▶ [Stated exercise] Using the listing below, report all lines holding the word "label".

## START

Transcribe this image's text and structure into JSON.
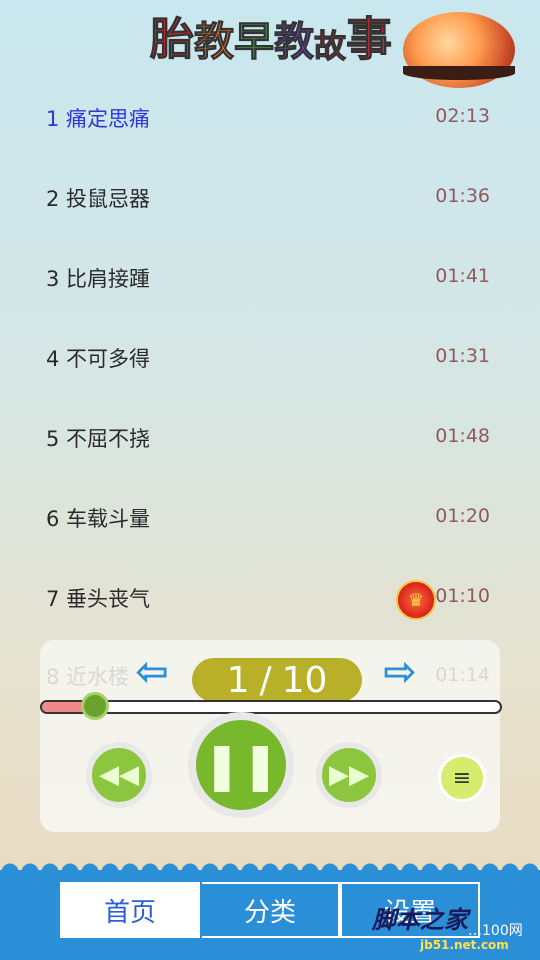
{
  "header": {
    "title_chars": [
      "胎",
      "教",
      "早",
      "教",
      "故",
      "事"
    ],
    "title_colors": [
      "#e6262e",
      "#ff7a1a",
      "#3bb54a",
      "#7a3fd1",
      "#e6262e",
      "#e6262e"
    ]
  },
  "stories": [
    {
      "label": "1 痛定思痛",
      "duration": "02:13",
      "active": true
    },
    {
      "label": "2 投鼠忌器",
      "duration": "01:36"
    },
    {
      "label": "3 比肩接踵",
      "duration": "01:41"
    },
    {
      "label": "4 不可多得",
      "duration": "01:31"
    },
    {
      "label": "5 不屈不挠",
      "duration": "01:48"
    },
    {
      "label": "6 车载斗量",
      "duration": "01:20"
    },
    {
      "label": "7 垂头丧气",
      "duration": "01:10",
      "badge": "crown-icon"
    }
  ],
  "peek_row": {
    "label": "8 近水楼",
    "duration": "01:14"
  },
  "player": {
    "page_current": "1",
    "page_sep": "/",
    "page_total": "10",
    "prev_icon": "rewind-icon",
    "play_icon": "pause-icon",
    "next_icon": "fast-forward-icon",
    "list_icon": "menu-icon",
    "progress_fraction": 0.12
  },
  "tabs": {
    "home": "首页",
    "category": "分类",
    "settings": "设置"
  },
  "watermark": {
    "brand": "脚本之家",
    "site": "…100网",
    "url": "jb51.net.com"
  },
  "colors": {
    "accent": "#2b8fd8",
    "active_title": "#2c38d8",
    "green": "#77b82c"
  }
}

## END

▶ [Response to this task]
      "label": "1 痛定思痛",
      "label": "2 投鼠忌器",
      "label": "3 比肩接踵",
      "label": "4 不可多得",
      "label": "5 不屈不挠",
      "label": "6 车载斗量",
      "label": "7 垂头丧气",
    "label": "8 近水楼",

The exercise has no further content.